→ **Recorded data**
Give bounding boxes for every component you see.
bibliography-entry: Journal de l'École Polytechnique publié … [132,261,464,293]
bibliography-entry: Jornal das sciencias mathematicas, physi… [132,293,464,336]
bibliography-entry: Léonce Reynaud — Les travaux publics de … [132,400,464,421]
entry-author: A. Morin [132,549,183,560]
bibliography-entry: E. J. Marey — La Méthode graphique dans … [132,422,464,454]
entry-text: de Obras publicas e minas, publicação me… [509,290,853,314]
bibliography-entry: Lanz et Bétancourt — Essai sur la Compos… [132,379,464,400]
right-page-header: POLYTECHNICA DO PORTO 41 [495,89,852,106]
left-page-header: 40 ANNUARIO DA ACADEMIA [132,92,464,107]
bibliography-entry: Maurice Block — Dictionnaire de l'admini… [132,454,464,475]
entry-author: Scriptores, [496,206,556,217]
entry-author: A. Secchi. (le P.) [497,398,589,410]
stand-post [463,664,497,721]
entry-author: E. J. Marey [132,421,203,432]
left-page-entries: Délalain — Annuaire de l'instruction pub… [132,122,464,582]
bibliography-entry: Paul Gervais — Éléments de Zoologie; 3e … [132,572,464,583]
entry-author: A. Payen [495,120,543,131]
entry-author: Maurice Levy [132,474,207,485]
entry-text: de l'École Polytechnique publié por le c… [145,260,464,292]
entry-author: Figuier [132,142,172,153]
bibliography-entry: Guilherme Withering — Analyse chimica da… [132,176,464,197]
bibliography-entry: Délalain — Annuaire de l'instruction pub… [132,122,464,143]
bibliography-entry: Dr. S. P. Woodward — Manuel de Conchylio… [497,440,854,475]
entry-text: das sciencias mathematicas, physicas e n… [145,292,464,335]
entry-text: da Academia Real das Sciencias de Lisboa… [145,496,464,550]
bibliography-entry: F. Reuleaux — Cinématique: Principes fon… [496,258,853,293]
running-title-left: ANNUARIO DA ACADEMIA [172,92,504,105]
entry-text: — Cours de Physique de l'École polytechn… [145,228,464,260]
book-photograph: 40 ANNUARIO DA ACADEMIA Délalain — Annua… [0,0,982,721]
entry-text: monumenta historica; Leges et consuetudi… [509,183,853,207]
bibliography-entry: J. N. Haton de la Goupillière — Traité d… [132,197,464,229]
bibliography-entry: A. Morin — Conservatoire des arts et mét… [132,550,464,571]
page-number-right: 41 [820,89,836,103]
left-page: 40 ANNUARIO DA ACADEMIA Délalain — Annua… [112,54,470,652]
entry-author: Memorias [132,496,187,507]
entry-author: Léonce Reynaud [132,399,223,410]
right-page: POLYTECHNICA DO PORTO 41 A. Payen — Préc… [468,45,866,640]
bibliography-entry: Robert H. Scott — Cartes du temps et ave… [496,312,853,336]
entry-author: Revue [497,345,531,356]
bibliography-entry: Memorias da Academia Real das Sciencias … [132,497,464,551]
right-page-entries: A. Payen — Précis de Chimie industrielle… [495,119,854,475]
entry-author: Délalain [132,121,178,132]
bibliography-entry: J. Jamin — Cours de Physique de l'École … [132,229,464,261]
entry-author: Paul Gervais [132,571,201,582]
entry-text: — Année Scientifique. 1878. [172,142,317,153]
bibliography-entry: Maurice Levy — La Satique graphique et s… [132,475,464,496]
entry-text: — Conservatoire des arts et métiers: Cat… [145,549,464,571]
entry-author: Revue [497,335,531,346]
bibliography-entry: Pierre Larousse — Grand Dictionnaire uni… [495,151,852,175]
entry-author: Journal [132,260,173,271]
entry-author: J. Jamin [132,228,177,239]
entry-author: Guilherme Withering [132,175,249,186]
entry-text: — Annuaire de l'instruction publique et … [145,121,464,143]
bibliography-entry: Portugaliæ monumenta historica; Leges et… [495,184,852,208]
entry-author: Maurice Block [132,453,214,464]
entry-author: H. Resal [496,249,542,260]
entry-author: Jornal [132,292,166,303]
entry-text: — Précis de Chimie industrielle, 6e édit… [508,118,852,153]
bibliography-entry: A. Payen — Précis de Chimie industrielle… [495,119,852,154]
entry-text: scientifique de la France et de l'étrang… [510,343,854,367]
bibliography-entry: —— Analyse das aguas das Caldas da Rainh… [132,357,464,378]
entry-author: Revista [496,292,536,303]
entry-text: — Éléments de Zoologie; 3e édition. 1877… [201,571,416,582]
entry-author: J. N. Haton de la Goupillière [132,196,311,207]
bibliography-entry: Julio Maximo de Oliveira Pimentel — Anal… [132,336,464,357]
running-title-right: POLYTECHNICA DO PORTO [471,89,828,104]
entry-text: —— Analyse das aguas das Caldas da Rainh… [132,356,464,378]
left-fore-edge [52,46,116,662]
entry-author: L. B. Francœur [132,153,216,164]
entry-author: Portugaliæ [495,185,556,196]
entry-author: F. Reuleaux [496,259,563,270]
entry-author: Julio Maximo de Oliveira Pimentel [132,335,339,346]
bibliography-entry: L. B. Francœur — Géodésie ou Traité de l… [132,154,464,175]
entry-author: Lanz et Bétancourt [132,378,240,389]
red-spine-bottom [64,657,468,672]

→ **The task**
Pull out every line of the items above and copy each one without changing a single character.

→ **Exercise response**
Give bounding boxes for every component you see.
bibliography-entry: Journal de l'École Polytechnique publié … [132,261,464,293]
bibliography-entry: Jornal das sciencias mathematicas, physi… [132,293,464,336]
bibliography-entry: Léonce Reynaud — Les travaux publics de … [132,400,464,421]
entry-author: A. Morin [132,549,183,560]
bibliography-entry: E. J. Marey — La Méthode graphique dans … [132,422,464,454]
entry-text: de Obras publicas e minas, publicação me… [509,290,853,314]
bibliography-entry: Lanz et Bétancourt — Essai sur la Compos… [132,379,464,400]
right-page-header: POLYTECHNICA DO PORTO 41 [495,89,852,106]
left-page-header: 40 ANNUARIO DA ACADEMIA [132,92,464,107]
bibliography-entry: Maurice Block — Dictionnaire de l'admini… [132,454,464,475]
entry-author: Scriptores, [496,206,556,217]
entry-author: A. Secchi. (le P.) [497,398,589,410]
stand-post [463,664,497,721]
entry-author: E. J. Marey [132,421,203,432]
left-page-entries: Délalain — Annuaire de l'instruction pub… [132,122,464,582]
bibliography-entry: Paul Gervais — Éléments de Zoologie; 3e … [132,572,464,583]
entry-author: A. Payen [495,120,543,131]
entry-author: Maurice Levy [132,474,207,485]
entry-text: de l'École Polytechnique publié por le c… [145,260,464,292]
entry-author: Figuier [132,142,172,153]
bibliography-entry: Guilherme Withering — Analyse chimica da… [132,176,464,197]
bibliography-entry: Délalain — Annuaire de l'instruction pub… [132,122,464,143]
bibliography-entry: Dr. S. P. Woodward — Manuel de Conchylio… [497,440,854,475]
entry-text: das sciencias mathematicas, physicas e n… [145,292,464,335]
entry-text: da Academia Real das Sciencias de Lisboa… [145,496,464,550]
bibliography-entry: F. Reuleaux — Cinématique: Principes fon… [496,258,853,293]
running-title-left: ANNUARIO DA ACADEMIA [172,92,504,105]
entry-text: — Cours de Physique de l'École polytechn… [145,228,464,260]
book-photograph: 40 ANNUARIO DA ACADEMIA Délalain — Annua… [0,0,982,721]
entry-text: monumenta historica; Leges et consuetudi… [509,183,853,207]
bibliography-entry: J. N. Haton de la Goupillière — Traité d… [132,197,464,229]
bibliography-entry: A. Morin — Conservatoire des arts et mét… [132,550,464,571]
page-number-right: 41 [820,89,836,103]
left-page: 40 ANNUARIO DA ACADEMIA Délalain — Annua… [112,54,470,652]
entry-author: Memorias [132,496,187,507]
entry-author: Léonce Reynaud [132,399,223,410]
right-page: POLYTECHNICA DO PORTO 41 A. Payen — Préc… [468,45,866,640]
bibliography-entry: Robert H. Scott — Cartes du temps et ave… [496,312,853,336]
entry-author: Revue [497,345,531,356]
bibliography-entry: Memorias da Academia Real das Sciencias … [132,497,464,551]
right-page-entries: A. Payen — Précis de Chimie industrielle… [495,119,854,475]
entry-author: Délalain [132,121,178,132]
bibliography-entry: J. Jamin — Cours de Physique de l'École … [132,229,464,261]
entry-author: Paul Gervais [132,571,201,582]
entry-text: — Année Scientifique. 1878. [172,142,317,153]
bibliography-entry: Maurice Levy — La Satique graphique et s… [132,475,464,496]
entry-text: — Conservatoire des arts et métiers: Cat… [145,549,464,571]
entry-author: Revue [497,335,531,346]
bibliography-entry: Pierre Larousse — Grand Dictionnaire uni… [495,151,852,175]
entry-author: Journal [132,260,173,271]
entry-author: J. Jamin [132,228,177,239]
entry-author: Guilherme Withering [132,175,249,186]
entry-text: — Annuaire de l'instruction publique et … [145,121,464,143]
bibliography-entry: Portugaliæ monumenta historica; Leges et… [495,184,852,208]
entry-author: Maurice Block [132,453,214,464]
entry-author: H. Resal [496,249,542,260]
entry-author: Jornal [132,292,166,303]
entry-text: — Précis de Chimie industrielle, 6e édit… [508,118,852,153]
bibliography-entry: A. Payen — Précis de Chimie industrielle… [495,119,852,154]
entry-text: scientifique de la France et de l'étrang… [510,343,854,367]
bibliography-entry: —— Analyse das aguas das Caldas da Rainh… [132,357,464,378]
entry-author: Revista [496,292,536,303]
entry-text: — Éléments de Zoologie; 3e édition. 1877… [201,571,416,582]
entry-author: J. N. Haton de la Goupillière [132,196,311,207]
bibliography-entry: Julio Maximo de Oliveira Pimentel — Anal… [132,336,464,357]
running-title-right: POLYTECHNICA DO PORTO [471,89,828,104]
entry-text: —— Analyse das aguas das Caldas da Rainh… [132,356,464,378]
left-fore-edge [52,46,116,662]
entry-author: L. B. Francœur [132,153,216,164]
entry-author: Portugaliæ [495,185,556,196]
entry-author: F. Reuleaux [496,259,563,270]
entry-author: Julio Maximo de Oliveira Pimentel [132,335,339,346]
bibliography-entry: L. B. Francœur — Géodésie ou Traité de l… [132,154,464,175]
entry-author: Lanz et Bétancourt [132,378,240,389]
red-spine-bottom [64,657,468,672]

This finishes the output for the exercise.